» **Your instructions**
Filter for the word "value" and keep each matching line.

» **Listed records**
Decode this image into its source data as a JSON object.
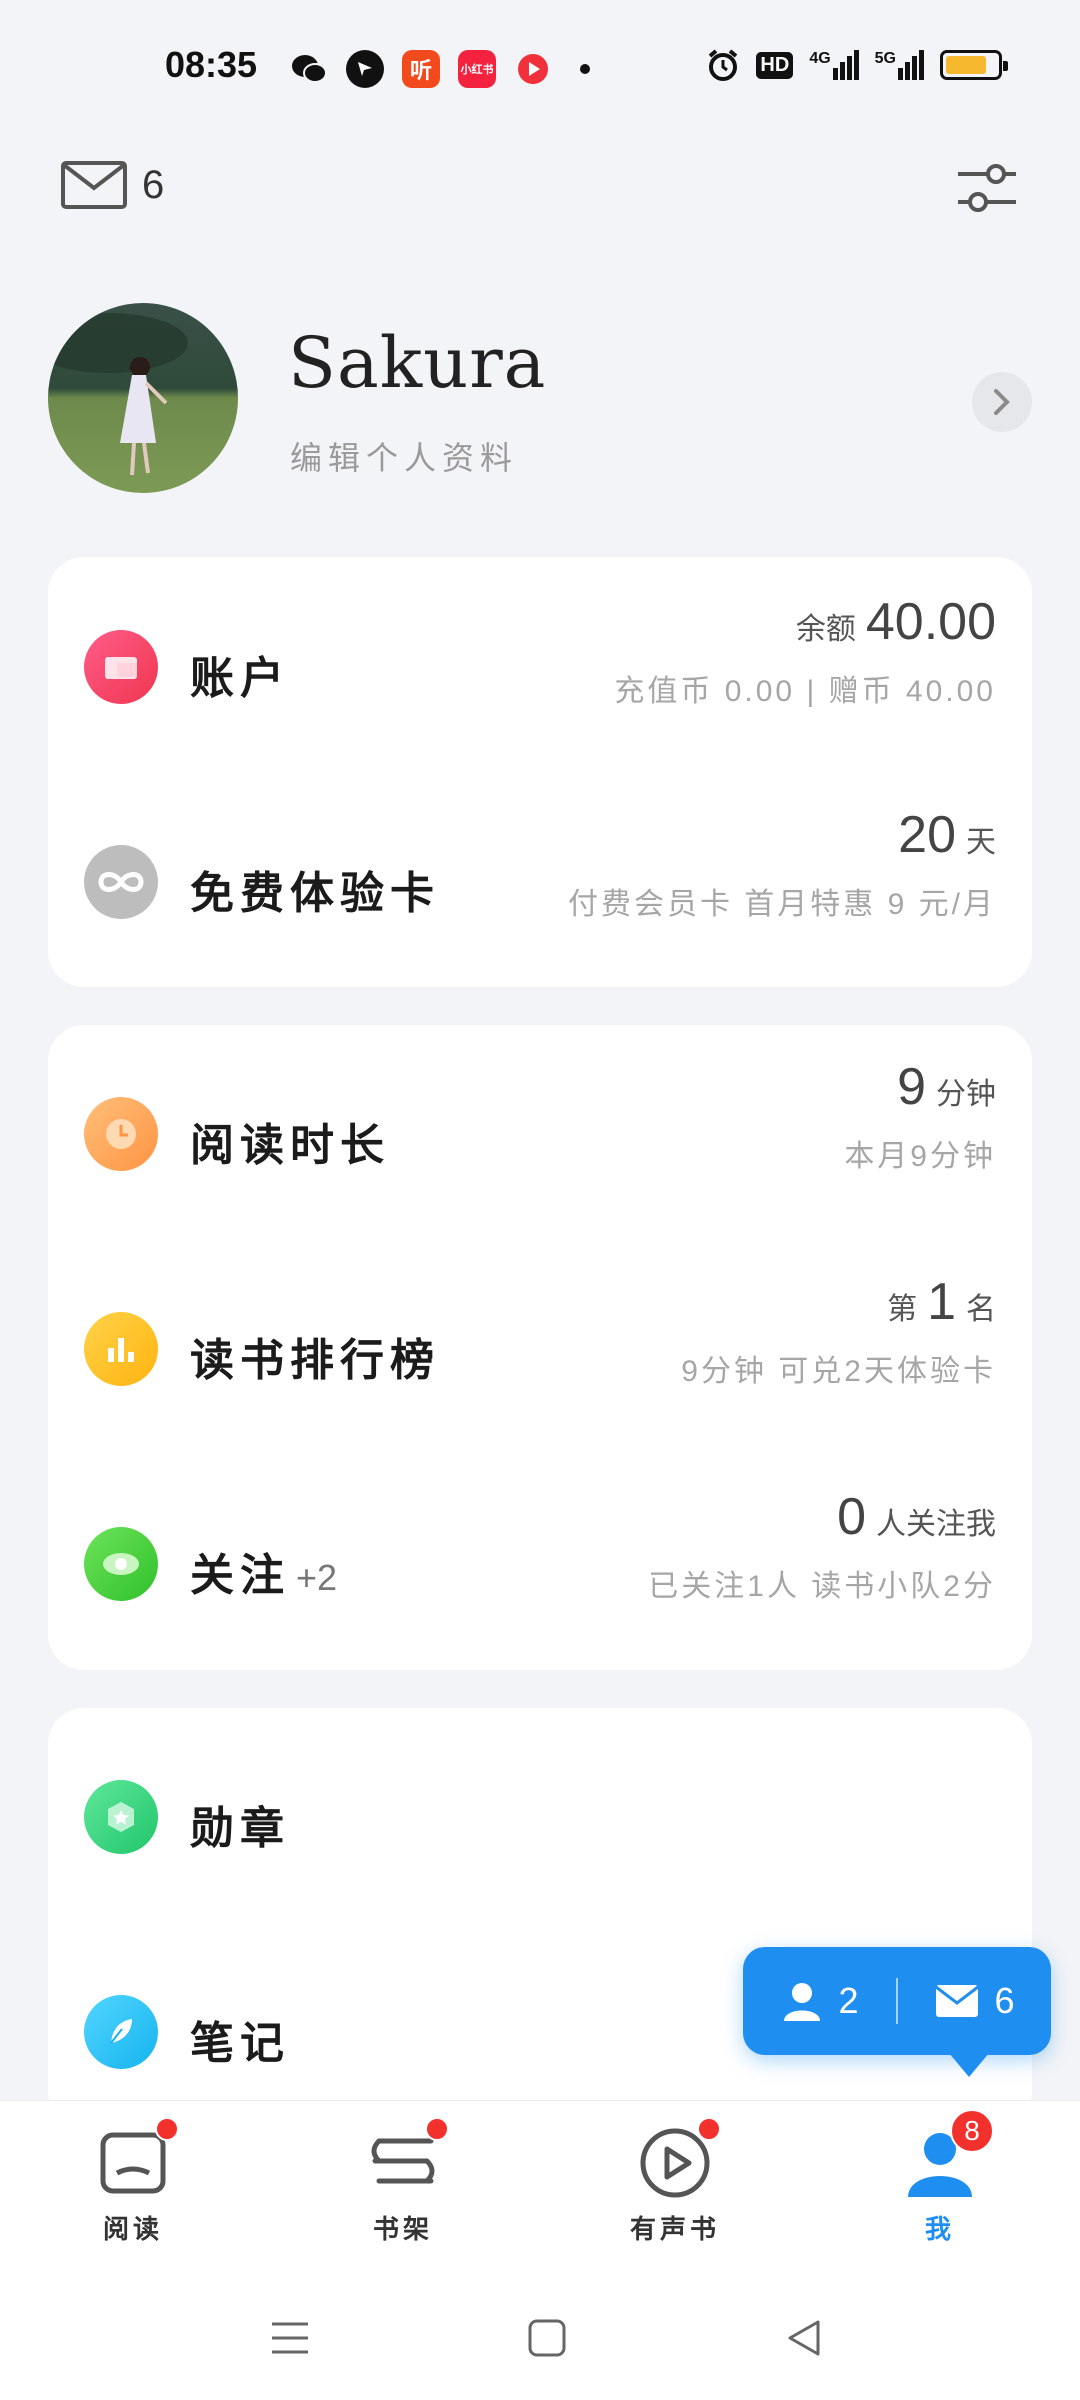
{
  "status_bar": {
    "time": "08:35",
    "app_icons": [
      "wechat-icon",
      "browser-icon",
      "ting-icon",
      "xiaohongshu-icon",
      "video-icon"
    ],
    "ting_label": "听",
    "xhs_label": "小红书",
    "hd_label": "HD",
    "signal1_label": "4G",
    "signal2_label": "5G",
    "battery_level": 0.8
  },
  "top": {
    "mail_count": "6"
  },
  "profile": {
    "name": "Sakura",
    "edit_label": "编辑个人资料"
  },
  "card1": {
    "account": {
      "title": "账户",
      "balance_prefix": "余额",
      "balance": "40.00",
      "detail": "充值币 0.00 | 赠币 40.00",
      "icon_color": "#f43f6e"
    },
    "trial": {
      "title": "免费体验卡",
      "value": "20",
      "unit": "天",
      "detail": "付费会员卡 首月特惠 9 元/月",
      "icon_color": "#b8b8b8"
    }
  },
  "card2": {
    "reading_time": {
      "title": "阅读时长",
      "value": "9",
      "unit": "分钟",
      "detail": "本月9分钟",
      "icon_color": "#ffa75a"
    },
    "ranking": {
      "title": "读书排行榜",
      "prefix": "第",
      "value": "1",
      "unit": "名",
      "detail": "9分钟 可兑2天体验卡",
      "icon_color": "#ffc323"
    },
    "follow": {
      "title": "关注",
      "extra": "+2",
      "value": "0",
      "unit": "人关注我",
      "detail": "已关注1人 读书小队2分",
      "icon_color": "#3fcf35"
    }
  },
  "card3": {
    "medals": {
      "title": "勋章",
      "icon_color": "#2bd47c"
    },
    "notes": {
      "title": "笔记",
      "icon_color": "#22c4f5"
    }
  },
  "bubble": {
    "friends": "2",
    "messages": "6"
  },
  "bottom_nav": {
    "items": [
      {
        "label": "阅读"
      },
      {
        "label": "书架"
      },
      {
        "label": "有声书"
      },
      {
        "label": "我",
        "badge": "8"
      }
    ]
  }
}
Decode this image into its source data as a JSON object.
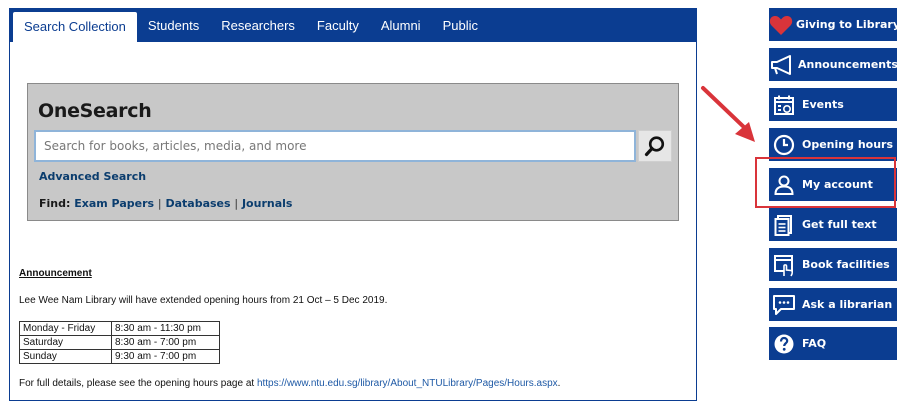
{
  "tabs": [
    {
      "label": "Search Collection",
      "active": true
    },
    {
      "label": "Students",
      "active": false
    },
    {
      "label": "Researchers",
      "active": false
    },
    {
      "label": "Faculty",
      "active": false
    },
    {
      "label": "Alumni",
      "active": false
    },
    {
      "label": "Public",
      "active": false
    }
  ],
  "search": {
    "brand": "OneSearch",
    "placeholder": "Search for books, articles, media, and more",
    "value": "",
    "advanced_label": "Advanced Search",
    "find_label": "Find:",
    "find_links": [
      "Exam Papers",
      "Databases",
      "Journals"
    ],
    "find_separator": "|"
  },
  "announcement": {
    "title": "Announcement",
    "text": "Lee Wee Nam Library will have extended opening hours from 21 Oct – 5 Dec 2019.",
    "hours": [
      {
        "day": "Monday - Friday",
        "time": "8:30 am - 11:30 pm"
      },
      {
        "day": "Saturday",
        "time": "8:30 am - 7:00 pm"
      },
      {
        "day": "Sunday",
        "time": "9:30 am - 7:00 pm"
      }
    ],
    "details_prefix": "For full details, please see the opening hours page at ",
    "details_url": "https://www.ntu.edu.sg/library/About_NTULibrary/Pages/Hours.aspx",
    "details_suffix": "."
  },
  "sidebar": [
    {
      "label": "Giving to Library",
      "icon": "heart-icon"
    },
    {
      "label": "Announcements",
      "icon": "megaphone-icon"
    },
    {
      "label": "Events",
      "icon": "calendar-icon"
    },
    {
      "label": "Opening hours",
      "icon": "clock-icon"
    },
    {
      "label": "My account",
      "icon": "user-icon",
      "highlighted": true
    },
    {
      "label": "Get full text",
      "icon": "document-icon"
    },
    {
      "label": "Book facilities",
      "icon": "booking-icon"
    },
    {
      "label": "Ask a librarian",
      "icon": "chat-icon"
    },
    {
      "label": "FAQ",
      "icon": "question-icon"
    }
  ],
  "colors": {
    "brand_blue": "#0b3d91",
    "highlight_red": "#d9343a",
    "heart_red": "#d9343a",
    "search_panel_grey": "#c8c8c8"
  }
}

» **Task output**
      "value": "20",
      "value": "9",
      "value": "1",
      "value": "0",
    "value": "",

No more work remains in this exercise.